=== Quoted passage ===
1. This is a petition under Article 226 of the Constitution. The petitioner was enrolled as a Notary Public for the first time in 1959 to practise as such at Lucknow. His certificate was renewed for a period of three years with effect from 20th August, 1962. It was during this period of renewal that a complaint was made against him by another Advocate, Sri Krishan Chandra on 2nd May, 1963 to the State Government in Form 13 as required by the Notaries Rules, 1956. This complaint was referred for enquiry to the Competent Authority, namely, the District Judge, Lucknow. On the basis of the allegations made in the complaint the Competent Authority framed the following three charges:

1. That he (the petitioner) made no entry in his register regarding the three affidavits dated 25-7-1961, 24-8-1961 and 24-8-1961 of Sarju Prasad, Inder Prakash and Chandra Mohan and thus contravened Rule 11 of the Notaries Rules.

2. That none of these four affidavits were stamped with notarial stamp as required under Article 42 of the Stamp Act.

3. That none of these four affidavits was stamped with adhesive stamps in accordance with Sections 10 and 11 of the Stamp Act, though it was the duty of the Notary to see that the affidavits were duly stamped before he administered oath to the deponents, and got them verified.

The petitioner was called upon to file a written statement which he did. A true copy of the written statement is Annexure 4 to the petition. After holding an enquiry on the basis of the above mentioned charges the Competent Authority submitted his report on 18th February, 1964 to the State Government saying that the charges levelled against the respondent (the petitioner) have been brought home to him. After receipt of the said report of the Competent Authority the State Government on 11th March 1964 issued a notification purporting to be under Section 10 of the Notaries Act, 1952 read with Clause (b) of Sub-rule (12) of Rule 13 of the Notaries Rules, 1956 cancelling with effect from the date of the notification the certificate of practice granted to the petitioner and perpetually debarring him from practising as such. Aggrieved by this notification the petitioner filed a writ petition under Article 226 of the Constitution which came to be registered as Writ Petition No. 380 of 1964 (All). It was dismissed by a learned Single Judge of this Court by his order dated 7th May, 1965.

=== Actions to take ===
- A) Answer these questions about the notary petition text:
(i) In what year was the petitioner first enrolled as a Notary Public?
(ii) Who served as the Competent Authority to which the complaint was referred?
(iii) On what date did the State Government issue the notification cancelling the petitioner's certificate?
- B) In the notary petition text, switch "register" to "ledger" and give the passage again from "1. That he (the" up to and including "the Notaries Rules.".
- C) Put this sentence from the notary petition text into Spanish: "The petitioner was called upon to file a written statement which he did."
None of the records are needed here.

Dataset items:
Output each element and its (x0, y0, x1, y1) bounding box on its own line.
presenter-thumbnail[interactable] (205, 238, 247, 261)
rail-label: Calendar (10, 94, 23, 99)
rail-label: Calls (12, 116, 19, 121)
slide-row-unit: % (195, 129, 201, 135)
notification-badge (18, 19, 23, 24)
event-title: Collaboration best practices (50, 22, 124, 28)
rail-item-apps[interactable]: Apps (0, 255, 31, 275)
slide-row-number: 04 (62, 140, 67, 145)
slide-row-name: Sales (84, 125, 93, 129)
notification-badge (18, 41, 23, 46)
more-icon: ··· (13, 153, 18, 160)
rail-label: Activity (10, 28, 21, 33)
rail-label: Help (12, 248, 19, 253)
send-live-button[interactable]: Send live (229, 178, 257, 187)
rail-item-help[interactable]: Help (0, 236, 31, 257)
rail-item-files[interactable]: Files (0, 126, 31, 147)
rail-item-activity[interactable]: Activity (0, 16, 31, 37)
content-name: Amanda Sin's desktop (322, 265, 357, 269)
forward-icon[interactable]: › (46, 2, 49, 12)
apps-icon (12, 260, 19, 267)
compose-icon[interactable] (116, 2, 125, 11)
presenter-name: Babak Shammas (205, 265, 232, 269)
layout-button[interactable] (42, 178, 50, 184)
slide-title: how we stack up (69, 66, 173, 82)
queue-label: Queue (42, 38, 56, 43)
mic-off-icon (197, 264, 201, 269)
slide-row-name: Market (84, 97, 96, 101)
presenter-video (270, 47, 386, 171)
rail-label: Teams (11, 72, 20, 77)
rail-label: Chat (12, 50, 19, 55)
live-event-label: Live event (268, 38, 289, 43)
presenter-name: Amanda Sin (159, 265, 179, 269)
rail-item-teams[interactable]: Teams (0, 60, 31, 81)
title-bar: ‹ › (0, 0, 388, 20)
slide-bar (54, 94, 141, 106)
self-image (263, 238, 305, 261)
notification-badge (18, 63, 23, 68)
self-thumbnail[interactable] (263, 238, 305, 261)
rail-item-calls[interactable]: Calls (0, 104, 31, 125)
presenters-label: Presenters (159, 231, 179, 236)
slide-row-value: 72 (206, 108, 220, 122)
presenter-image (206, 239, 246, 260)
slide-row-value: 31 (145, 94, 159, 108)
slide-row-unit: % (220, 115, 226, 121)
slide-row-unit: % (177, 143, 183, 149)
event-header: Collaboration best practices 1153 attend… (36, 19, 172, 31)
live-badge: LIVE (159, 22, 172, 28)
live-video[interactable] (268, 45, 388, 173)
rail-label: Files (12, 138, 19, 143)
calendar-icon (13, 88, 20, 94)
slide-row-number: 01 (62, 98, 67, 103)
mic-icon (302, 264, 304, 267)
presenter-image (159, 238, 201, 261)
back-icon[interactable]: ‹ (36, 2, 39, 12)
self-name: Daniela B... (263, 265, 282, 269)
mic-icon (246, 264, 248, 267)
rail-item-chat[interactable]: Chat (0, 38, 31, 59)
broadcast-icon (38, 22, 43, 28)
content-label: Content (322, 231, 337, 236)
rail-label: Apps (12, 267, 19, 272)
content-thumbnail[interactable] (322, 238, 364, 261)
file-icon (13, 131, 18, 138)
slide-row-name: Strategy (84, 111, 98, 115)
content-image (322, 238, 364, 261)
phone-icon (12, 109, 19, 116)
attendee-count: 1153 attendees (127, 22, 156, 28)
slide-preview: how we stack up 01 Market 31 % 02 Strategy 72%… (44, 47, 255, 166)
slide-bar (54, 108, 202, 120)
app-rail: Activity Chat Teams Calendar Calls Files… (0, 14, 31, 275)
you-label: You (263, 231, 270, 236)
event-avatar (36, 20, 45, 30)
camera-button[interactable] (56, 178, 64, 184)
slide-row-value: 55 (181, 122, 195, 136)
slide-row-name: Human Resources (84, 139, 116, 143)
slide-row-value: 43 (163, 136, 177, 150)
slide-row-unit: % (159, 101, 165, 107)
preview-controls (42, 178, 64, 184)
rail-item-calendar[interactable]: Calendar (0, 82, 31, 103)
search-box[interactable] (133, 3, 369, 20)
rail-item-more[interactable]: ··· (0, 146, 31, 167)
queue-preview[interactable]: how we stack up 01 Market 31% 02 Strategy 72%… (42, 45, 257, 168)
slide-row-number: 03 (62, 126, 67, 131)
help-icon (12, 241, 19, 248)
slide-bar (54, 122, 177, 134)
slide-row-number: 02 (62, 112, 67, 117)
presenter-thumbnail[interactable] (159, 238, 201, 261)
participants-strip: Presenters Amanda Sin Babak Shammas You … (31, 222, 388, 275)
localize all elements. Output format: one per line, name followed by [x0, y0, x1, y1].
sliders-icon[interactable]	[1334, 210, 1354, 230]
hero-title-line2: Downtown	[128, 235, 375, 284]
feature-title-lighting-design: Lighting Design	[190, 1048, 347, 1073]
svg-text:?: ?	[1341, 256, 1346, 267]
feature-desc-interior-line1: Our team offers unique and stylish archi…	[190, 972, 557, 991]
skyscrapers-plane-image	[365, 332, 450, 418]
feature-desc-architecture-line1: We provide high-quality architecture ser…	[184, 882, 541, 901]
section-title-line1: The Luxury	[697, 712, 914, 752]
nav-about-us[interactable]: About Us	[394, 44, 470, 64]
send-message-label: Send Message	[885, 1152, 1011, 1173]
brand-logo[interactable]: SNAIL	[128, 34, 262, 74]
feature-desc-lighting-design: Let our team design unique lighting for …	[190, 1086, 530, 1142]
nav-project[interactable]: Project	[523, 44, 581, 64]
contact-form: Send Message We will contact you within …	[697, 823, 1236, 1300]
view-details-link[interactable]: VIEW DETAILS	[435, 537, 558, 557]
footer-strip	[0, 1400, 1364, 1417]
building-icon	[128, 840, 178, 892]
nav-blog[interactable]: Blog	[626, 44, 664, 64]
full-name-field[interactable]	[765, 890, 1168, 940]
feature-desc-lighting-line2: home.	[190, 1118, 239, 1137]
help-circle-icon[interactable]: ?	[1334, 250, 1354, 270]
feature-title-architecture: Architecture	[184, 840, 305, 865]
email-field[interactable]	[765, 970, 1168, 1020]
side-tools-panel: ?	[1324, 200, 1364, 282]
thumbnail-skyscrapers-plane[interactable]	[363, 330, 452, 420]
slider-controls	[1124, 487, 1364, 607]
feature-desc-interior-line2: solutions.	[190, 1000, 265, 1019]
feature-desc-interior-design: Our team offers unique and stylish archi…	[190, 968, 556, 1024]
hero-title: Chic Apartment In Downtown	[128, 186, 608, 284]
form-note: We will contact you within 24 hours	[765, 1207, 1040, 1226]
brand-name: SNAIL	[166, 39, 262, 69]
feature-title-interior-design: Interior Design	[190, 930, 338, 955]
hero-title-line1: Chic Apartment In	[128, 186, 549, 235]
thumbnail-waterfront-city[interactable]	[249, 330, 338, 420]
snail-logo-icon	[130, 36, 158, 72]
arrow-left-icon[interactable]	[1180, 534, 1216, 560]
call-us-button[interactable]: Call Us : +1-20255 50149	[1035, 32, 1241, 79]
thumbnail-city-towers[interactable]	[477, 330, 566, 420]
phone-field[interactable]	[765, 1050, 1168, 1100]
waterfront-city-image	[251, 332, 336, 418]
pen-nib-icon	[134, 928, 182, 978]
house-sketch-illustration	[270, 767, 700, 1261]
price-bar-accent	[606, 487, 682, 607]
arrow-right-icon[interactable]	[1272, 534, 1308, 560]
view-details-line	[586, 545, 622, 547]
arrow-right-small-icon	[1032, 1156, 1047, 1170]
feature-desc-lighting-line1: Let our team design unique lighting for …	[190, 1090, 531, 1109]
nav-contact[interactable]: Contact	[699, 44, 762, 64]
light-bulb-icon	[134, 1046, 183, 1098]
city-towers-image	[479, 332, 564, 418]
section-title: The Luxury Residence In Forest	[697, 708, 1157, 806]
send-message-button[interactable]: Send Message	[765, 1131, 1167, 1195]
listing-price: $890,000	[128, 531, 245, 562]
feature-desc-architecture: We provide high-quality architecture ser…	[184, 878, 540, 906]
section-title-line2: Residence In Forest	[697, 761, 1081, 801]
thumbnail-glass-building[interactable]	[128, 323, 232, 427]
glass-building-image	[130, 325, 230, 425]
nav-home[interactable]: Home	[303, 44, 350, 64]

=== The answers ===
- A)
(i) 1959
(ii) The District Judge, Lucknow
(iii) 11th March 1964

- B)
1. That he (the petitioner) made no entry in his ledger regarding the three affidavits dated 25-7-1961, 24-8-1961 and 24-8-1961 of Sarju Prasad, Inder Prakash and Chandra Mohan and thus contravened Rule 11 of the Notaries Rules.

- C) Se requirió al peticionario que presentara un escrito de contestación, lo cual hizo.